Exercise requirements:
Pictures do not belong in the copy; quote every entry below exactly.

Structured figure records:
.....

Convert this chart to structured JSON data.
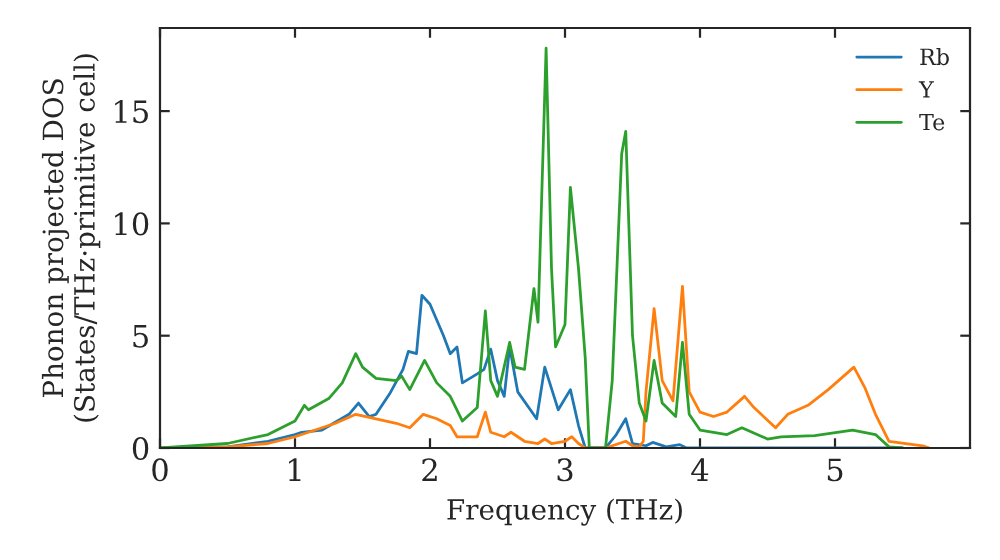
{
  "chart_data": {
    "type": "line",
    "xlabel": "Frequency (THz)",
    "ylabel": "Phonon projected DOS\n(States/THz·primitive cell)",
    "xlim": [
      0,
      6.0
    ],
    "ylim": [
      0,
      18.7
    ],
    "xticks": [
      0,
      1,
      2,
      3,
      4,
      5
    ],
    "yticks": [
      0,
      5,
      10,
      15
    ],
    "grid": false,
    "legend": "top right",
    "marker": "none",
    "line_style": "solid",
    "series": [
      {
        "name": "Rb",
        "color": "#1f77b4",
        "x": [
          0,
          0.5,
          0.8,
          1.0,
          1.05,
          1.2,
          1.4,
          1.47,
          1.55,
          1.6,
          1.7,
          1.8,
          1.84,
          1.9,
          1.94,
          2.0,
          2.1,
          2.15,
          2.2,
          2.24,
          2.35,
          2.4,
          2.45,
          2.5,
          2.55,
          2.59,
          2.65,
          2.79,
          2.85,
          2.95,
          3.04,
          3.1,
          3.15,
          3.3,
          3.38,
          3.45,
          3.5,
          3.6,
          3.65,
          3.75,
          3.85,
          3.9,
          5.5
        ],
        "values": [
          0,
          0.05,
          0.3,
          0.6,
          0.7,
          0.8,
          1.5,
          2.0,
          1.4,
          1.5,
          2.4,
          3.5,
          4.3,
          4.2,
          6.8,
          6.4,
          5.0,
          4.2,
          4.5,
          2.9,
          3.3,
          3.5,
          4.4,
          3.0,
          2.3,
          4.5,
          2.5,
          1.3,
          3.6,
          1.7,
          2.6,
          1.0,
          0,
          0,
          0.6,
          1.3,
          0.2,
          0.1,
          0.25,
          0.05,
          0.15,
          0,
          0
        ]
      },
      {
        "name": "Y",
        "color": "#ff7f0e",
        "x": [
          0,
          0.5,
          0.8,
          1.0,
          1.2,
          1.3,
          1.45,
          1.6,
          1.75,
          1.85,
          1.95,
          2.05,
          2.15,
          2.2,
          2.35,
          2.41,
          2.45,
          2.55,
          2.6,
          2.7,
          2.8,
          2.85,
          2.9,
          3.0,
          3.05,
          3.1,
          3.15,
          3.3,
          3.45,
          3.5,
          3.55,
          3.58,
          3.6,
          3.66,
          3.72,
          3.8,
          3.87,
          3.92,
          4.0,
          4.1,
          4.2,
          4.33,
          4.4,
          4.56,
          4.65,
          4.8,
          4.95,
          5.14,
          5.22,
          5.3,
          5.4,
          5.65,
          5.7
        ],
        "values": [
          0,
          0.05,
          0.2,
          0.5,
          0.9,
          1.1,
          1.5,
          1.3,
          1.1,
          0.9,
          1.5,
          1.3,
          1.0,
          0.5,
          0.5,
          1.6,
          0.7,
          0.5,
          0.7,
          0.3,
          0.2,
          0.4,
          0.2,
          0.3,
          0.5,
          0.2,
          0,
          0,
          0.3,
          0.1,
          0.05,
          0.3,
          2.5,
          6.2,
          3.0,
          2.1,
          7.2,
          2.5,
          1.6,
          1.4,
          1.6,
          2.3,
          1.8,
          0.9,
          1.5,
          1.9,
          2.6,
          3.6,
          2.7,
          1.5,
          0.3,
          0.1,
          0
        ]
      },
      {
        "name": "Te",
        "color": "#2ca02c",
        "x": [
          0,
          0.5,
          0.8,
          1.0,
          1.07,
          1.1,
          1.25,
          1.35,
          1.45,
          1.5,
          1.6,
          1.75,
          1.79,
          1.85,
          1.96,
          2.05,
          2.15,
          2.24,
          2.35,
          2.41,
          2.45,
          2.5,
          2.59,
          2.63,
          2.7,
          2.77,
          2.8,
          2.86,
          2.9,
          2.93,
          3.0,
          3.04,
          3.1,
          3.15,
          3.18,
          3.3,
          3.35,
          3.42,
          3.45,
          3.5,
          3.55,
          3.6,
          3.66,
          3.72,
          3.82,
          3.87,
          3.92,
          4.0,
          4.2,
          4.31,
          4.5,
          4.6,
          4.85,
          5.13,
          5.3,
          5.4,
          5.5
        ],
        "values": [
          0,
          0.2,
          0.6,
          1.2,
          1.9,
          1.7,
          2.2,
          2.9,
          4.2,
          3.6,
          3.1,
          3.0,
          3.2,
          2.6,
          3.9,
          2.9,
          2.3,
          1.2,
          1.8,
          6.1,
          3.0,
          2.3,
          4.7,
          3.6,
          3.5,
          7.1,
          5.6,
          17.8,
          8.0,
          4.5,
          5.5,
          11.6,
          8.0,
          4.0,
          0,
          0,
          3.0,
          13.1,
          14.1,
          5.0,
          2.0,
          1.2,
          3.9,
          2.0,
          1.4,
          4.7,
          1.5,
          0.8,
          0.6,
          0.9,
          0.4,
          0.5,
          0.55,
          0.8,
          0.6,
          0.05,
          0
        ]
      }
    ]
  }
}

.....

Finished answer:
Convert this chart to structured JSON data.
{
  "chart_data": {
    "type": "line",
    "xlabel": "Frequency (THz)",
    "ylabel": "Phonon projected DOS\n(States/THz·primitive cell)",
    "xlim": [
      0,
      6.0
    ],
    "ylim": [
      0,
      18.7
    ],
    "xticks": [
      0,
      1,
      2,
      3,
      4,
      5
    ],
    "yticks": [
      0,
      5,
      10,
      15
    ],
    "grid": false,
    "legend": "top right",
    "marker": "none",
    "line_style": "solid",
    "series": [
      {
        "name": "Rb",
        "color": "#1f77b4",
        "x": [
          0,
          0.5,
          0.8,
          1.0,
          1.05,
          1.2,
          1.4,
          1.47,
          1.55,
          1.6,
          1.7,
          1.8,
          1.84,
          1.9,
          1.94,
          2.0,
          2.1,
          2.15,
          2.2,
          2.24,
          2.35,
          2.4,
          2.45,
          2.5,
          2.55,
          2.59,
          2.65,
          2.79,
          2.85,
          2.95,
          3.04,
          3.1,
          3.15,
          3.3,
          3.38,
          3.45,
          3.5,
          3.6,
          3.65,
          3.75,
          3.85,
          3.9,
          5.5
        ],
        "values": [
          0,
          0.05,
          0.3,
          0.6,
          0.7,
          0.8,
          1.5,
          2.0,
          1.4,
          1.5,
          2.4,
          3.5,
          4.3,
          4.2,
          6.8,
          6.4,
          5.0,
          4.2,
          4.5,
          2.9,
          3.3,
          3.5,
          4.4,
          3.0,
          2.3,
          4.5,
          2.5,
          1.3,
          3.6,
          1.7,
          2.6,
          1.0,
          0,
          0,
          0.6,
          1.3,
          0.2,
          0.1,
          0.25,
          0.05,
          0.15,
          0,
          0
        ]
      },
      {
        "name": "Y",
        "color": "#ff7f0e",
        "x": [
          0,
          0.5,
          0.8,
          1.0,
          1.2,
          1.3,
          1.45,
          1.6,
          1.75,
          1.85,
          1.95,
          2.05,
          2.15,
          2.2,
          2.35,
          2.41,
          2.45,
          2.55,
          2.6,
          2.7,
          2.8,
          2.85,
          2.9,
          3.0,
          3.05,
          3.1,
          3.15,
          3.3,
          3.45,
          3.5,
          3.55,
          3.58,
          3.6,
          3.66,
          3.72,
          3.8,
          3.87,
          3.92,
          4.0,
          4.1,
          4.2,
          4.33,
          4.4,
          4.56,
          4.65,
          4.8,
          4.95,
          5.14,
          5.22,
          5.3,
          5.4,
          5.65,
          5.7
        ],
        "values": [
          0,
          0.05,
          0.2,
          0.5,
          0.9,
          1.1,
          1.5,
          1.3,
          1.1,
          0.9,
          1.5,
          1.3,
          1.0,
          0.5,
          0.5,
          1.6,
          0.7,
          0.5,
          0.7,
          0.3,
          0.2,
          0.4,
          0.2,
          0.3,
          0.5,
          0.2,
          0,
          0,
          0.3,
          0.1,
          0.05,
          0.3,
          2.5,
          6.2,
          3.0,
          2.1,
          7.2,
          2.5,
          1.6,
          1.4,
          1.6,
          2.3,
          1.8,
          0.9,
          1.5,
          1.9,
          2.6,
          3.6,
          2.7,
          1.5,
          0.3,
          0.1,
          0
        ]
      },
      {
        "name": "Te",
        "color": "#2ca02c",
        "x": [
          0,
          0.5,
          0.8,
          1.0,
          1.07,
          1.1,
          1.25,
          1.35,
          1.45,
          1.5,
          1.6,
          1.75,
          1.79,
          1.85,
          1.96,
          2.05,
          2.15,
          2.24,
          2.35,
          2.41,
          2.45,
          2.5,
          2.59,
          2.63,
          2.7,
          2.77,
          2.8,
          2.86,
          2.9,
          2.93,
          3.0,
          3.04,
          3.1,
          3.15,
          3.18,
          3.3,
          3.35,
          3.42,
          3.45,
          3.5,
          3.55,
          3.6,
          3.66,
          3.72,
          3.82,
          3.87,
          3.92,
          4.0,
          4.2,
          4.31,
          4.5,
          4.6,
          4.85,
          5.13,
          5.3,
          5.4,
          5.5
        ],
        "values": [
          0,
          0.2,
          0.6,
          1.2,
          1.9,
          1.7,
          2.2,
          2.9,
          4.2,
          3.6,
          3.1,
          3.0,
          3.2,
          2.6,
          3.9,
          2.9,
          2.3,
          1.2,
          1.8,
          6.1,
          3.0,
          2.3,
          4.7,
          3.6,
          3.5,
          7.1,
          5.6,
          17.8,
          8.0,
          4.5,
          5.5,
          11.6,
          8.0,
          4.0,
          0,
          0,
          3.0,
          13.1,
          14.1,
          5.0,
          2.0,
          1.2,
          3.9,
          2.0,
          1.4,
          4.7,
          1.5,
          0.8,
          0.6,
          0.9,
          0.4,
          0.5,
          0.55,
          0.8,
          0.6,
          0.05,
          0
        ]
      }
    ]
  }
}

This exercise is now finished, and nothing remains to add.